**What you should do:** Look for the string "this" and copy every line that has it.

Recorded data

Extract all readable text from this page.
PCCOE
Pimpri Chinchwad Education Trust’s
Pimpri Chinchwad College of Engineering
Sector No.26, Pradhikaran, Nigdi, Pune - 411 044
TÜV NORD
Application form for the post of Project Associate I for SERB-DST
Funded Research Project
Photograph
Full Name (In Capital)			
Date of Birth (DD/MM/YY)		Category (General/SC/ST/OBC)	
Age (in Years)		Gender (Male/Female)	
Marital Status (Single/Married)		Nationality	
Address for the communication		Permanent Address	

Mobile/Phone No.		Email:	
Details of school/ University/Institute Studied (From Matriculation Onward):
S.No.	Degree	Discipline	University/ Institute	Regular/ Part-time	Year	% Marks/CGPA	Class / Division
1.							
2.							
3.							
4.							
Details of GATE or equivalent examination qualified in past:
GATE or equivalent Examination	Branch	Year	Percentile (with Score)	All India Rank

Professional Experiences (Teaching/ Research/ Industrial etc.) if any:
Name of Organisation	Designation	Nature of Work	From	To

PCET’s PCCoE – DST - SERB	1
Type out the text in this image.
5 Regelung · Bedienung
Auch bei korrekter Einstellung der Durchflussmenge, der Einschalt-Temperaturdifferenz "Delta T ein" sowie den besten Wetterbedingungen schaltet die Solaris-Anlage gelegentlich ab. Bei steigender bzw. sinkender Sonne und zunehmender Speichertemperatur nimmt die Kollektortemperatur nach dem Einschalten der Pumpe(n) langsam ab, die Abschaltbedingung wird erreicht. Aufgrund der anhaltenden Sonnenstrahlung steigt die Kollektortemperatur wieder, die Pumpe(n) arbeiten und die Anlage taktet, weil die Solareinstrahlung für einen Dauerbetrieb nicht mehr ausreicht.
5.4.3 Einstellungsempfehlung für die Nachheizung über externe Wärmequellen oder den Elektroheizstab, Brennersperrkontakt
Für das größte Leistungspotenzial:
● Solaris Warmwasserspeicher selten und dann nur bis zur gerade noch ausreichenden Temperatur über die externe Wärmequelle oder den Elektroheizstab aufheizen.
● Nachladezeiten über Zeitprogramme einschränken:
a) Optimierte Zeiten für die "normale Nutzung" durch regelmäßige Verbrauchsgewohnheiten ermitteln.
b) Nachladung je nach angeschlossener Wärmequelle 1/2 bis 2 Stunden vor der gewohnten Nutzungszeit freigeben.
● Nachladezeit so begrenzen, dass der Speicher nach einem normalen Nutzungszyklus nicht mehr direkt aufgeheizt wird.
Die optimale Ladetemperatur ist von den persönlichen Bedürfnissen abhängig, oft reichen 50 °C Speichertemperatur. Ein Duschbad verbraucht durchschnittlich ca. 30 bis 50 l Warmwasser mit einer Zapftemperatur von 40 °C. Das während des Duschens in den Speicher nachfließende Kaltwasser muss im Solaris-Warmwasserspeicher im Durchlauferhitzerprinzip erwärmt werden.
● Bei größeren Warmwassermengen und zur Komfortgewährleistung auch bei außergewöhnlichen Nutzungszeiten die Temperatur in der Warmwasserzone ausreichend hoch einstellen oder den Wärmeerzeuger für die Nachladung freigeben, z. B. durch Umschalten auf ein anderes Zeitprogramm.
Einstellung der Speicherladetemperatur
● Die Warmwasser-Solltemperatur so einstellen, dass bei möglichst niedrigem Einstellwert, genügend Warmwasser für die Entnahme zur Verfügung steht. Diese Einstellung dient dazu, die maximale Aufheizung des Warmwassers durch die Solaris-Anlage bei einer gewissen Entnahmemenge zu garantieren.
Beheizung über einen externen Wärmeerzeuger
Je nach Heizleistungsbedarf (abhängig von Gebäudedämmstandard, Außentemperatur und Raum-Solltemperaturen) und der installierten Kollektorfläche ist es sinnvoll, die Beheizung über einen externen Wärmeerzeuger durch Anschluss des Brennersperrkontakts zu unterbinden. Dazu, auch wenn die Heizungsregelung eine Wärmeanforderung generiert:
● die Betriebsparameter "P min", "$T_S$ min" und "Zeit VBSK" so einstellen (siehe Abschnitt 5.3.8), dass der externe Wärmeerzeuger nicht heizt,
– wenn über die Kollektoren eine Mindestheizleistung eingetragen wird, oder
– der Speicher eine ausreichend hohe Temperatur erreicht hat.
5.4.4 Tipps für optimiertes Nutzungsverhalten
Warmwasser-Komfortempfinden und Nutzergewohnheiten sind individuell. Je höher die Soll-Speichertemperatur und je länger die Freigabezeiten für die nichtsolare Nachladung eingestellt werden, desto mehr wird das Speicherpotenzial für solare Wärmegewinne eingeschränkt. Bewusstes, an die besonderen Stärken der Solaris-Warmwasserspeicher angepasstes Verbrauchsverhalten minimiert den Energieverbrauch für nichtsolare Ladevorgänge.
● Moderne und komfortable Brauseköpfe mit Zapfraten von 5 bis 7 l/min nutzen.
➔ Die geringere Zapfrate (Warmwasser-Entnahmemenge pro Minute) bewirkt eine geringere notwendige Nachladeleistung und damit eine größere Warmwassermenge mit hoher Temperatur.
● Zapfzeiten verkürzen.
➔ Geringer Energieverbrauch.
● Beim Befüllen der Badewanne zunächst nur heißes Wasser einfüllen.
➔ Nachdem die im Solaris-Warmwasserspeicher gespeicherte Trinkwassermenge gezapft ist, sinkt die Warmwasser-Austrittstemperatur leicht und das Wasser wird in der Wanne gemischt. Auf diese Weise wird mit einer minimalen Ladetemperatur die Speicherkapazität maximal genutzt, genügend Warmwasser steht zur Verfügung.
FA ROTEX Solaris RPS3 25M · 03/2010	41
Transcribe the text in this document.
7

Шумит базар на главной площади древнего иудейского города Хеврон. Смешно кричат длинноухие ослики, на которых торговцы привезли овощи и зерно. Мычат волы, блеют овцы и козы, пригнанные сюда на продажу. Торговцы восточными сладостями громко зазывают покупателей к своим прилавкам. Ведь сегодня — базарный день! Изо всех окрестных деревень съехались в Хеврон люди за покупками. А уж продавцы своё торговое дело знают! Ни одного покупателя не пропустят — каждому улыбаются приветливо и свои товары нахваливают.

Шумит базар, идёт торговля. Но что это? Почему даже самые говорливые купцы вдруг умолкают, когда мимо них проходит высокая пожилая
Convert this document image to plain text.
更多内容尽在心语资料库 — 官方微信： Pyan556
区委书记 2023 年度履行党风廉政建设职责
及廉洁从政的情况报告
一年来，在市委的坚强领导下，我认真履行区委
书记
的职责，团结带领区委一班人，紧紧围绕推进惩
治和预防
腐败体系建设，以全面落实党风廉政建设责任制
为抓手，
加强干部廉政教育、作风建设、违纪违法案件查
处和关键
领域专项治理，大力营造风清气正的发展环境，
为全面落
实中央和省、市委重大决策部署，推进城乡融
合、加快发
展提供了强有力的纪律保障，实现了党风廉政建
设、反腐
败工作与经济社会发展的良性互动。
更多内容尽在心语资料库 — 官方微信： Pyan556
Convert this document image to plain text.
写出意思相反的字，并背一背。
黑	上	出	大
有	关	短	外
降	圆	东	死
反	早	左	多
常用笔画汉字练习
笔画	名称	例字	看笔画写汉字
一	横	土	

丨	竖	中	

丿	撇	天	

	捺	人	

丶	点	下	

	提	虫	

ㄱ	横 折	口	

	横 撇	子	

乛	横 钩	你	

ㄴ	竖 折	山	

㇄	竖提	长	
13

**The response:**
Extract all readable text from this page.
Type out the text in this image.
Transcribe the text in this document.
Convert this document image to plain text.
Convert this document image to plain text.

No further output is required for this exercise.